- _Problem to work on_
Convert every line of all the items below into a JSON list of strings, one string per line, and leave out blank lines.

----- Exercise input

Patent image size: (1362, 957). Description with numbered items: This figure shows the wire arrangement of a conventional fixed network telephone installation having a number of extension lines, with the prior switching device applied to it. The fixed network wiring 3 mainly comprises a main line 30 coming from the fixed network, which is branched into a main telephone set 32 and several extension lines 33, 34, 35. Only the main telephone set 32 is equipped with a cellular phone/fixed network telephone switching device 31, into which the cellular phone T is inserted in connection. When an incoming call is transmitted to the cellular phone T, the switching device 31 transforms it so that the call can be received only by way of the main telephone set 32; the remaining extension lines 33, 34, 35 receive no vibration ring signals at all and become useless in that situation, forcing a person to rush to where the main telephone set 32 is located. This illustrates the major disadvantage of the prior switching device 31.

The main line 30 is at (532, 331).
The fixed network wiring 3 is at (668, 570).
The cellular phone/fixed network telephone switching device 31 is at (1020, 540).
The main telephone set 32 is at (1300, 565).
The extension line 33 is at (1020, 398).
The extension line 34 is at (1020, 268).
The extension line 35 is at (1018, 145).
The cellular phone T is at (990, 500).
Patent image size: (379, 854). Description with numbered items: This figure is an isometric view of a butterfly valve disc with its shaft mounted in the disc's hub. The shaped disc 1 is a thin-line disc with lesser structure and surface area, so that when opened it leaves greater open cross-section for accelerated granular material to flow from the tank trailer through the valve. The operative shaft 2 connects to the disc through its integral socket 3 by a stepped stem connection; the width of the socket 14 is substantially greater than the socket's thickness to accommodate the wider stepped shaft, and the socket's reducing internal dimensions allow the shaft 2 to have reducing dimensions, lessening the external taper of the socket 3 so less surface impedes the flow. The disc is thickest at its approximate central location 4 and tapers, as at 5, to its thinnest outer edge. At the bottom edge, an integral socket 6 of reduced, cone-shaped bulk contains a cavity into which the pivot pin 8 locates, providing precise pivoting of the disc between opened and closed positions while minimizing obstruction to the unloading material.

----------

- _Response_
[
  "Patent image size: (1362, 957). Description with numbered items: This figure shows the wire arrangement of a conventional fixed network telephone installation having a number of extension lines, with the prior switching device applied to it. The fixed network wiring 3 mainly comprises a main line 30 coming from the fixed network, which is branched into a main telephone set 32 and several extension lines 33, 34, 35. Only the main telephone set 32 is equipped with a cellular phone/fixed network telephone switching device 31, into which the cellular phone T is inserted in connection. When an incoming call is transmitted to the cellular phone T, the switching device 31 transforms it so that the call can be received only by way of the main telephone set 32; the remaining extension lines 33, 34, 35 receive no vibration ring signals at all and become useless in that situation, forcing a person to rush to where the main telephone set 32 is located. This illustrates the major disadvantage of the prior switching device 31.",
  "The main line 30 is at (532, 331).",
  "The fixed network wiring 3 is at (668, 570).",
  "The cellular phone/fixed network telephone switching device 31 is at (1020, 540).",
  "The main telephone set 32 is at (1300, 565).",
  "The extension line 33 is at (1020, 398).",
  "The extension line 34 is at (1020, 268).",
  "The extension line 35 is at (1018, 145).",
  "The cellular phone T is at (990, 500).",
  "Patent image size: (379, 854). Description with numbered items: This figure is an isometric view of a butterfly valve disc with its shaft mounted in the disc's hub. The shaped disc 1 is a thin-line disc with lesser structure and surface area, so that when opened it leaves greater open cross-section for accelerated granular material to flow from the tank trailer through the valve. The operative shaft 2 connects to the disc through its integral socket 3 by a stepped stem connection; the width of the socket 14 is substantially greater than the socket's thickness to accommodate the wider stepped shaft, and the socket's reducing internal dimensions allow the shaft 2 to have reducing dimensions, lessening the external taper of the socket 3 so less surface impedes the flow. The disc is thickest at its approximate central location 4 and tapers, as at 5, to its thinnest outer edge. At the bottom edge, an integral socket 6 of reduced, cone-shaped bulk contains a cavity into which the pivot pin 8 locates, providing precise pivoting of the disc between opened and closed positions while minimizing obstruction to the unloading material."
]